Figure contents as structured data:
───

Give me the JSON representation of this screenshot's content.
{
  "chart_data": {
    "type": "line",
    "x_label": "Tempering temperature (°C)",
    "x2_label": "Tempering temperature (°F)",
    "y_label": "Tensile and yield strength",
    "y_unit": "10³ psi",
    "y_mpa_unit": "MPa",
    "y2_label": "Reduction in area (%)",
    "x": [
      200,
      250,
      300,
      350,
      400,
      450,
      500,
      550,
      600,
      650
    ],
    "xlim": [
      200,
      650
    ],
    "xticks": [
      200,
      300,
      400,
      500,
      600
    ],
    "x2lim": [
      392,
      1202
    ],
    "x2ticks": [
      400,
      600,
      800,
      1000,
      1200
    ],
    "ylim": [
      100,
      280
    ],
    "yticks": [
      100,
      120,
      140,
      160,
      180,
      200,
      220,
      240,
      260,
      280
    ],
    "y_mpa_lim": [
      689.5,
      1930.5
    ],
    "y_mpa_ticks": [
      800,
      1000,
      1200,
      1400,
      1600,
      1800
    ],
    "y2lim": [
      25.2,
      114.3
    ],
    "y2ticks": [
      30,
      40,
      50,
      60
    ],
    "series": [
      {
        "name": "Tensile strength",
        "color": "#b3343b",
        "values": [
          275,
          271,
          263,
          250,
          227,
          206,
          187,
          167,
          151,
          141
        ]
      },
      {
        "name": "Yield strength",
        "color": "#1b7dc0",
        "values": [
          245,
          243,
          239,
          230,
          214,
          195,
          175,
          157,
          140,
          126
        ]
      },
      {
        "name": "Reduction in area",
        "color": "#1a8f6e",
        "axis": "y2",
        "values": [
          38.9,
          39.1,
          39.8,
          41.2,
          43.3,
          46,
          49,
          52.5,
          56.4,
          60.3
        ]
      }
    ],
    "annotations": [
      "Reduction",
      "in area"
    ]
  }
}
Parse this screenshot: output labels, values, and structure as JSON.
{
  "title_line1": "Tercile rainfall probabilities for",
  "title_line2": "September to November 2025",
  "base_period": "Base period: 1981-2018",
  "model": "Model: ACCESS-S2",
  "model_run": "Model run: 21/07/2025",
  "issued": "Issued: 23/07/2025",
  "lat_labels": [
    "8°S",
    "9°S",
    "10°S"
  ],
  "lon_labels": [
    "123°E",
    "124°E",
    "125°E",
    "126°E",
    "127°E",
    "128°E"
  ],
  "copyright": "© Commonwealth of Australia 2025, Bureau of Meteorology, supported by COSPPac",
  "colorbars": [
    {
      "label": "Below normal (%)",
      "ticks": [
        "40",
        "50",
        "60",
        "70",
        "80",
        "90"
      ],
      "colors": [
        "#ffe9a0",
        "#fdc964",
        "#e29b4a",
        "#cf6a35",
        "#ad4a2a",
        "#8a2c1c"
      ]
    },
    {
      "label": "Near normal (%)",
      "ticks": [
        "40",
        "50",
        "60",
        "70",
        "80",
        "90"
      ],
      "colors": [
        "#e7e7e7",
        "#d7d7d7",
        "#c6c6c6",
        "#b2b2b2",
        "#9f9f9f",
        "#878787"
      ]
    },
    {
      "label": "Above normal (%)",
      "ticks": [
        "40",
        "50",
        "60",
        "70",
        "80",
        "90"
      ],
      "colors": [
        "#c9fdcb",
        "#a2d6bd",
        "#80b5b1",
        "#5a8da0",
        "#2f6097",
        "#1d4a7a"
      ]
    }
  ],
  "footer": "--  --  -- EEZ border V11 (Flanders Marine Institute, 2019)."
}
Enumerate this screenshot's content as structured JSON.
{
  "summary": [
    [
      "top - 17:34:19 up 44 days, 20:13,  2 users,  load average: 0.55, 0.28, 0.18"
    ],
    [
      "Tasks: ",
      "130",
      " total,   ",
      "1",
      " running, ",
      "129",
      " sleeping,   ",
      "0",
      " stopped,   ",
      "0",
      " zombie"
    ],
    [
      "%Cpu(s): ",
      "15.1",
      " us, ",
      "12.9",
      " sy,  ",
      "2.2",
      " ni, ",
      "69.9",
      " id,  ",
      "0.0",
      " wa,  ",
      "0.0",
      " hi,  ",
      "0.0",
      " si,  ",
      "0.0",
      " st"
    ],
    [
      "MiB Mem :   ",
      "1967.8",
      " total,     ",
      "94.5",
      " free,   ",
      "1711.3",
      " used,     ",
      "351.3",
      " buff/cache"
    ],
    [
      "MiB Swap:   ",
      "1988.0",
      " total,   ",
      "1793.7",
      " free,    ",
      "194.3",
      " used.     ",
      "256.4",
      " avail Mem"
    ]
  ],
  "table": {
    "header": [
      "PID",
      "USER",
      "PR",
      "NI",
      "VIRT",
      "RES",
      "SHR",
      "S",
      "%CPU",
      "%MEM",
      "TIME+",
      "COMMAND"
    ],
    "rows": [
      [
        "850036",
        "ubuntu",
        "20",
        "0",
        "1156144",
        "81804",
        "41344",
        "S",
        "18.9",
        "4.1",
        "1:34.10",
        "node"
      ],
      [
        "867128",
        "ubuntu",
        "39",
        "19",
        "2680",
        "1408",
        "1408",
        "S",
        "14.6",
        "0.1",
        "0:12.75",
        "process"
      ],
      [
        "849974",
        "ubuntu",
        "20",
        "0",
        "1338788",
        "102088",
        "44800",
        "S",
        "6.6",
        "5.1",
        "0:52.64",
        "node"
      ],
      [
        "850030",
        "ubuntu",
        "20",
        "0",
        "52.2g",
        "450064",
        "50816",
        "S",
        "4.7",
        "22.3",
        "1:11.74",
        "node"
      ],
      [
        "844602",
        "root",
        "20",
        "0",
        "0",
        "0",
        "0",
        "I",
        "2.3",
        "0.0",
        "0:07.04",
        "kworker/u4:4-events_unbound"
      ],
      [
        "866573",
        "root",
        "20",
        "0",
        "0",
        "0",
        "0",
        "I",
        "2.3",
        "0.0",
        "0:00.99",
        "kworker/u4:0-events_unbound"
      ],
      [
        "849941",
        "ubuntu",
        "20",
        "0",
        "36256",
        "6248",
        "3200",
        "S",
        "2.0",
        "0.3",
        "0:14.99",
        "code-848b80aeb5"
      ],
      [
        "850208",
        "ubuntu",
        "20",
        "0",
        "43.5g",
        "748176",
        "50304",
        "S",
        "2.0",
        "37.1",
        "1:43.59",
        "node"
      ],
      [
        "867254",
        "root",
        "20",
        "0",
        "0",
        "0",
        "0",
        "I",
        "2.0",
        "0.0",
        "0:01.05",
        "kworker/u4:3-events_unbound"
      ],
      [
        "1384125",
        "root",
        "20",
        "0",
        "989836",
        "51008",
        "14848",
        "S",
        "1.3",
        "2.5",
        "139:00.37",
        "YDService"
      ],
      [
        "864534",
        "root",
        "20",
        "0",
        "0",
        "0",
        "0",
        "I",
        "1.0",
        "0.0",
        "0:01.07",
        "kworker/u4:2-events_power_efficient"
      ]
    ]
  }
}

───

Extract every line that has the string "name" in it.

◆ EXERCISE RESPONSE ◆
        "name": "Tensile strength",
        "name": "Yield strength",
        "name": "Reduction in area",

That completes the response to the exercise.